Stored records
-.-.-

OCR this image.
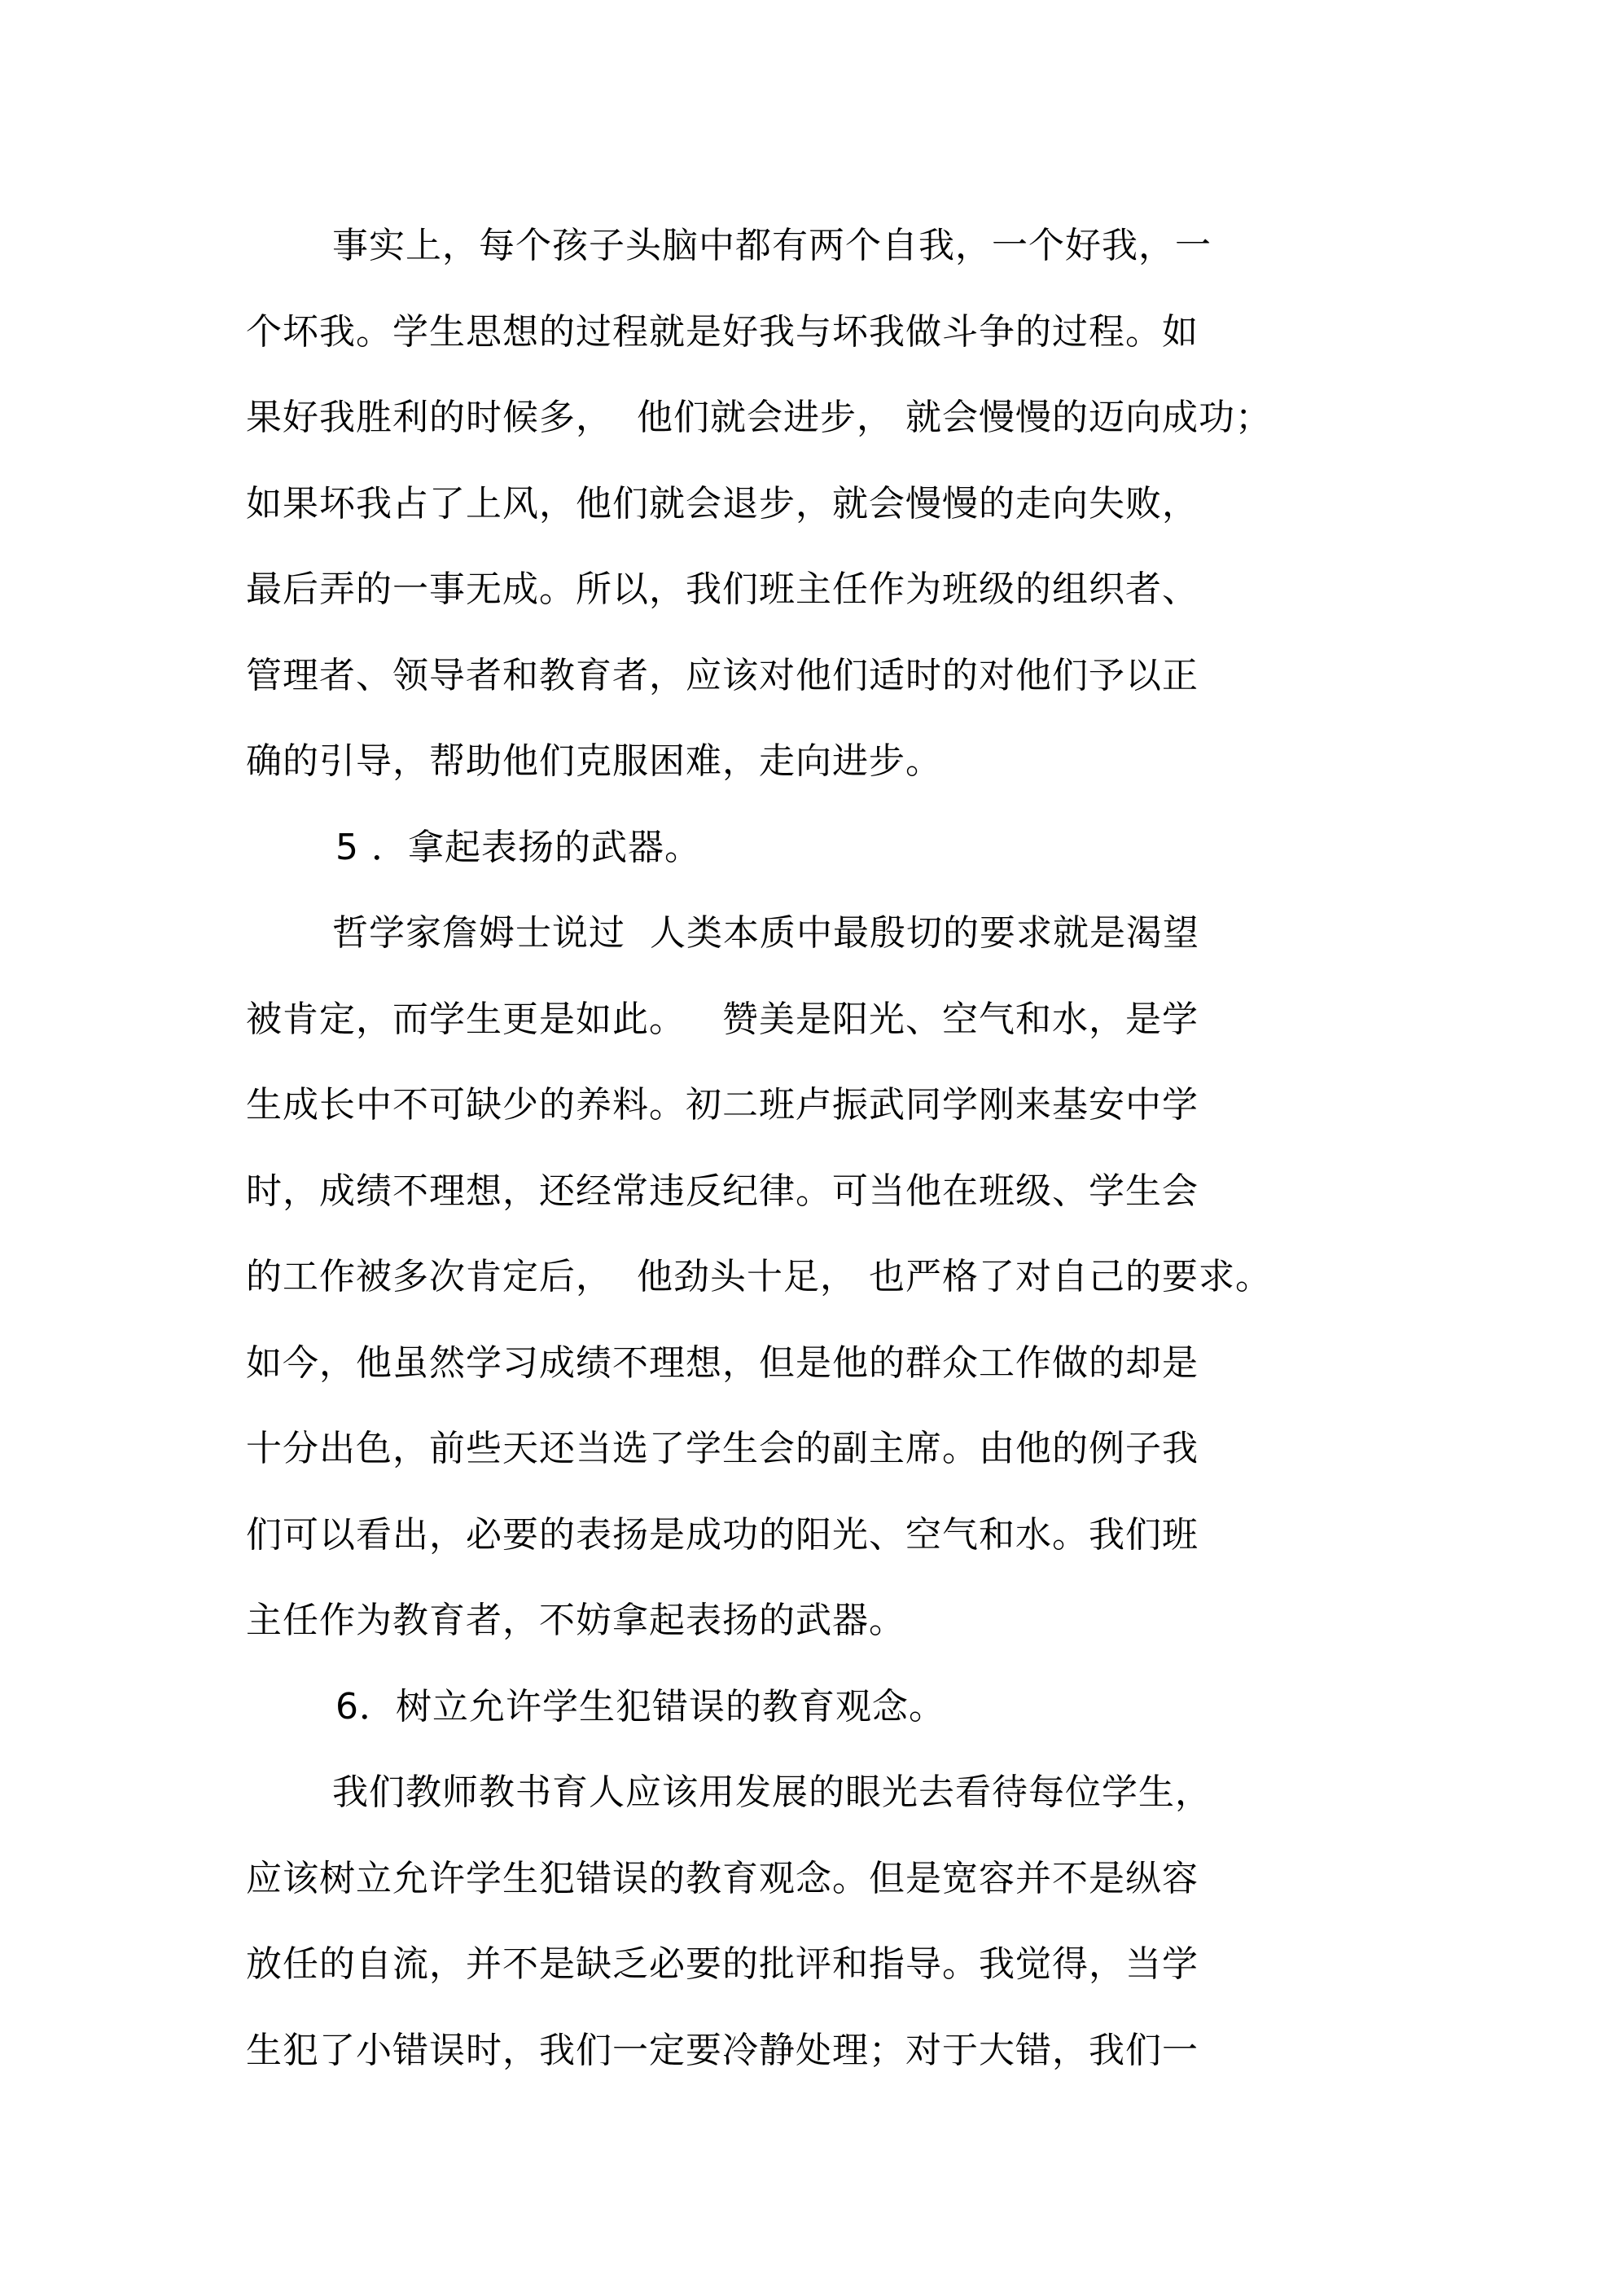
事实上，每个孩子头脑中都有两个自我，一个好我，一
个坏我。学生思想的过程就是好我与坏我做斗争的过程。如
果好我胜利的时候多，  他们就会进步， 就会慢慢的迈向成功；
如果坏我占了上风，他们就会退步，就会慢慢的走向失败，
最后弄的一事无成。所以，我们班主任作为班级的组织者、
管理者、领导者和教育者，应该对他们适时的对他们予以正
确的引导，帮助他们克服困难，走向进步。
5 ．拿起表扬的武器。
哲学家詹姆士说过  人类本质中最殷切的要求就是渴望
被肯定，而学生更是如此。   赞美是阳光、空气和水，是学
生成长中不可缺少的养料。初二班卢振武同学刚来基安中学
时，成绩不理想，还经常违反纪律。可当他在班级、学生会
的工作被多次肯定后，  他劲头十足， 也严格了对自己的要求。
如今，他虽然学习成绩不理想，但是他的群众工作做的却是
十分出色，前些天还当选了学生会的副主席。由他的例子我
们可以看出，必要的表扬是成功的阳光、空气和水。我们班
主任作为教育者，不妨拿起表扬的武器。
6．树立允许学生犯错误的教育观念。
我们教师教书育人应该用发展的眼光去看待每位学生，
应该树立允许学生犯错误的教育观念。但是宽容并不是纵容
放任的自流，并不是缺乏必要的批评和指导。我觉得，当学
生犯了小错误时，我们一定要冷静处理；对于大错，我们一
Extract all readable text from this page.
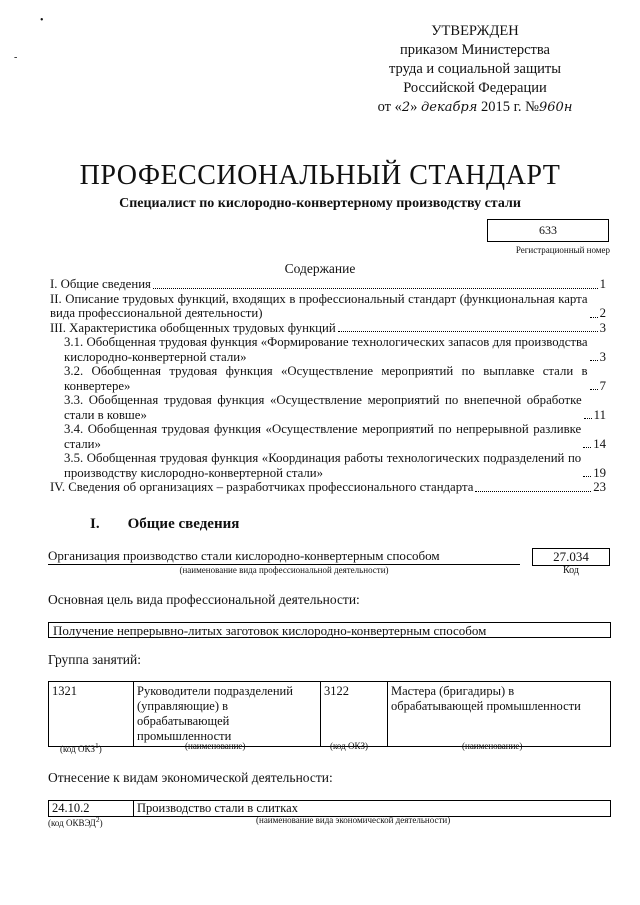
•
-
УТВЕРЖДЕН
приказом Министерства
труда и социальной защиты
Российской Федерации
от «2» декабря 2015 г. №960н
ПРОФЕССИОНАЛЬНЫЙ СТАНДАРТ
Специалист по кислородно-конвертерному производству стали
633
Регистрационный номер
Содержание
I. Общие сведения	1
II. Описание трудовых функций, входящих в профессиональный стандарт (функциональная карта вида профессиональной деятельности)	2
III. Характеристика обобщенных трудовых функций	3
3.1. Обобщенная трудовая функция «Формирование технологических запасов для производства кислородно-конвертерной стали»	3
3.2. Обобщенная трудовая функция «Осуществление мероприятий по выплавке стали в конвертере»	7
3.3. Обобщенная трудовая функция «Осуществление мероприятий по внепечной обработке стали в ковше»	11
3.4. Обобщенная трудовая функция «Осуществление мероприятий по непрерывной разливке стали»	14
3.5. Обобщенная трудовая функция «Координация работы технологических подразделений по производству кислородно-конвертерной стали»	19
IV. Сведения об организациях – разработчиках профессионального стандарта	23
I. Общие сведения
Организация производство стали кислородно-конвертерным способом
(наименование вида профессиональной деятельности)
27.034
Код
Основная цель вида профессиональной деятельности:
Получение непрерывно-литых заготовок кислородно-конвертерным способом
Группа занятий:
1321	Руководители подразделений (управляющие) в обрабатывающей промышленности	3122	Мастера (бригадиры) в обрабатывающей промышленности
(код ОКЗ$^1$)	(наименование)	(код ОКЗ)	(наименование)
Отнесение к видам экономической деятельности:
24.10.2	Производство стали в слитках
(код ОКВЭД$^2$)	(наименование вида экономической деятельности)
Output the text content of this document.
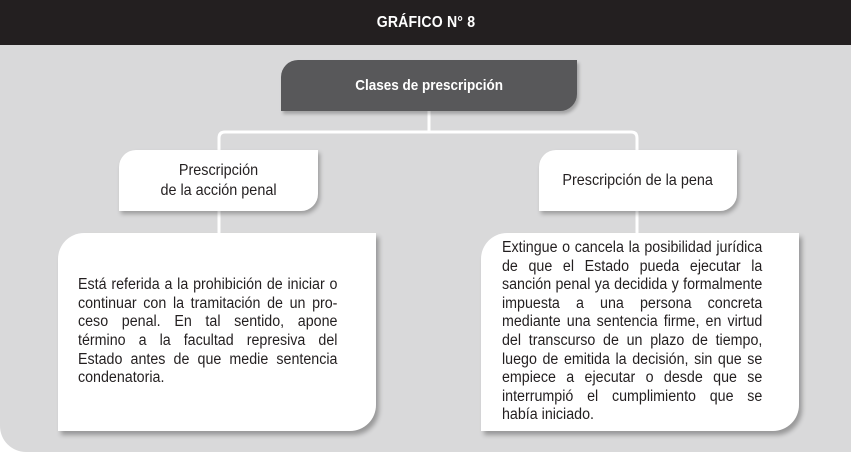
GRÁFICO N° 8
Clases de prescripción
Prescripción
de la acción penal
Prescripción de la pena
Está referida a la prohibición de iniciar o continuar con la tramitación de un pro-ceso penal. En tal sentido, apone término a la facultad represiva del Estado antes de que medie sentencia condenatoria.
Extingue o cancela la posibilidad jurídica de que el Estado pueda ejecutar la sanción penal ya decidida y formalmente impuesta a una persona concreta mediante una sentencia firme, en virtud del transcurso de un plazo de tiempo, luego de emitida la decisión, sin que se empiece a ejecutar o desde que se interrumpió el cumplimiento que se había iniciado.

-.-.-

### [Stated task]
Omit the pictures. Output every record above word for word.

### [Output for this exercise]
OCR this image.
事实上，每个孩子头脑中都有两个自我，一个好我，一
个坏我。学生思想的过程就是好我与坏我做斗争的过程。如
果好我胜利的时候多，  他们就会进步， 就会慢慢的迈向成功；
如果坏我占了上风，他们就会退步，就会慢慢的走向失败，
最后弄的一事无成。所以，我们班主任作为班级的组织者、
管理者、领导者和教育者，应该对他们适时的对他们予以正
确的引导，帮助他们克服困难，走向进步。
5 ．拿起表扬的武器。
哲学家詹姆士说过  人类本质中最殷切的要求就是渴望
被肯定，而学生更是如此。   赞美是阳光、空气和水，是学
生成长中不可缺少的养料。初二班卢振武同学刚来基安中学
时，成绩不理想，还经常违反纪律。可当他在班级、学生会
的工作被多次肯定后，  他劲头十足， 也严格了对自己的要求。
如今，他虽然学习成绩不理想，但是他的群众工作做的却是
十分出色，前些天还当选了学生会的副主席。由他的例子我
们可以看出，必要的表扬是成功的阳光、空气和水。我们班
主任作为教育者，不妨拿起表扬的武器。
6．树立允许学生犯错误的教育观念。
我们教师教书育人应该用发展的眼光去看待每位学生，
应该树立允许学生犯错误的教育观念。但是宽容并不是纵容
放任的自流，并不是缺乏必要的批评和指导。我觉得，当学
生犯了小错误时，我们一定要冷静处理；对于大错，我们一
Extract all readable text from this page.
•
-
УТВЕРЖДЕН
приказом Министерства
труда и социальной защиты
Российской Федерации
от «2» декабря 2015 г. №960н
ПРОФЕССИОНАЛЬНЫЙ СТАНДАРТ
Специалист по кислородно-конвертерному производству стали
633
Регистрационный номер
Содержание
I. Общие сведения	1
II. Описание трудовых функций, входящих в профессиональный стандарт (функциональная карта вида профессиональной деятельности)	2
III. Характеристика обобщенных трудовых функций	3
3.1. Обобщенная трудовая функция «Формирование технологических запасов для производства кислородно-конвертерной стали»	3
3.2. Обобщенная трудовая функция «Осуществление мероприятий по выплавке стали в конвертере»	7
3.3. Обобщенная трудовая функция «Осуществление мероприятий по внепечной обработке стали в ковше»	11
3.4. Обобщенная трудовая функция «Осуществление мероприятий по непрерывной разливке стали»	14
3.5. Обобщенная трудовая функция «Координация работы технологических подразделений по производству кислородно-конвертерной стали»	19
IV. Сведения об организациях – разработчиках профессионального стандарта	23
I. Общие сведения
Организация производство стали кислородно-конвертерным способом
(наименование вида профессиональной деятельности)
27.034
Код
Основная цель вида профессиональной деятельности:
Получение непрерывно-литых заготовок кислородно-конвертерным способом
Группа занятий:
1321	Руководители подразделений (управляющие) в обрабатывающей промышленности	3122	Мастера (бригадиры) в обрабатывающей промышленности
(код ОКЗ$^1$)	(наименование)	(код ОКЗ)	(наименование)
Отнесение к видам экономической деятельности:
24.10.2	Производство стали в слитках
(код ОКВЭД$^2$)	(наименование вида экономической деятельности)
Output the text content of this document.
GRÁFICO N° 8
Clases de prescripción
Prescripción
de la acción penal
Prescripción de la pena
Está referida a la prohibición de iniciar o continuar con la tramitación de un pro-ceso penal. En tal sentido, apone término a la facultad represiva del Estado antes de que medie sentencia condenatoria.
Extingue o cancela la posibilidad jurídica de que el Estado pueda ejecutar la sanción penal ya decidida y formalmente impuesta a una persona concreta mediante una sentencia firme, en virtud del transcurso de un plazo de tiempo, luego de emitida la decisión, sin que se empiece a ejecutar o desde que se interrumpió el cumplimiento que se había iniciado.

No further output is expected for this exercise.